>> Start Data entries
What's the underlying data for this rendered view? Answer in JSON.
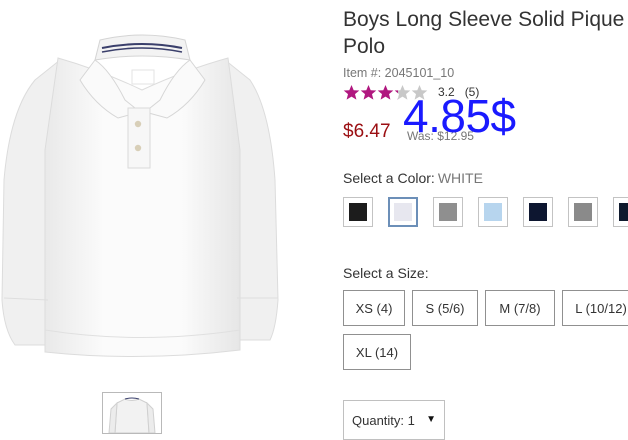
{
  "product": {
    "title_line1": "Boys Long Sleeve Solid Pique",
    "title_line2": "Polo",
    "item_number": "Item #: 2045101_10",
    "rating_score": "3.2",
    "rating_count": "(5)",
    "rating_value": 3.2,
    "price": "$6.47",
    "was_price": "Was: $12.95",
    "overlay_price": "4.85$"
  },
  "color": {
    "label": "Select a Color:",
    "selected": "WHITE",
    "swatches": [
      {
        "name": "black",
        "hex": "#1c1c1c"
      },
      {
        "name": "white",
        "hex": "#e7e7ef"
      },
      {
        "name": "gray",
        "hex": "#8f8f8f"
      },
      {
        "name": "light-blue",
        "hex": "#b7d5ee"
      },
      {
        "name": "navy",
        "hex": "#0d1630"
      },
      {
        "name": "gray-heather",
        "hex": "#8a8a8a"
      },
      {
        "name": "dark-navy",
        "hex": "#0f1a2e"
      }
    ]
  },
  "size": {
    "label": "Select a Size:",
    "options": [
      "XS (4)",
      "S (5/6)",
      "M (7/8)",
      "L (10/12)",
      "XL (14)"
    ]
  },
  "quantity": {
    "label": "Quantity:",
    "value": "1"
  },
  "colors": {
    "price_red": "#9b0f13",
    "star_fill": "#b0177f",
    "star_empty": "#c8c8c8",
    "overlay_blue": "#1a1aff"
  }
}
>> End Data entries
§ Stated problem
Retype each line of the listing above word for word. Exclude the pictures.

§ Output of the task
What's the underlying data for this rendered view? Answer in JSON.
{
  "product": {
    "title_line1": "Boys Long Sleeve Solid Pique",
    "title_line2": "Polo",
    "item_number": "Item #: 2045101_10",
    "rating_score": "3.2",
    "rating_count": "(5)",
    "rating_value": 3.2,
    "price": "$6.47",
    "was_price": "Was: $12.95",
    "overlay_price": "4.85$"
  },
  "color": {
    "label": "Select a Color:",
    "selected": "WHITE",
    "swatches": [
      {
        "name": "black",
        "hex": "#1c1c1c"
      },
      {
        "name": "white",
        "hex": "#e7e7ef"
      },
      {
        "name": "gray",
        "hex": "#8f8f8f"
      },
      {
        "name": "light-blue",
        "hex": "#b7d5ee"
      },
      {
        "name": "navy",
        "hex": "#0d1630"
      },
      {
        "name": "gray-heather",
        "hex": "#8a8a8a"
      },
      {
        "name": "dark-navy",
        "hex": "#0f1a2e"
      }
    ]
  },
  "size": {
    "label": "Select a Size:",
    "options": [
      "XS (4)",
      "S (5/6)",
      "M (7/8)",
      "L (10/12)",
      "XL (14)"
    ]
  },
  "quantity": {
    "label": "Quantity:",
    "value": "1"
  },
  "colors": {
    "price_red": "#9b0f13",
    "star_fill": "#b0177f",
    "star_empty": "#c8c8c8",
    "overlay_blue": "#1a1aff"
  }
}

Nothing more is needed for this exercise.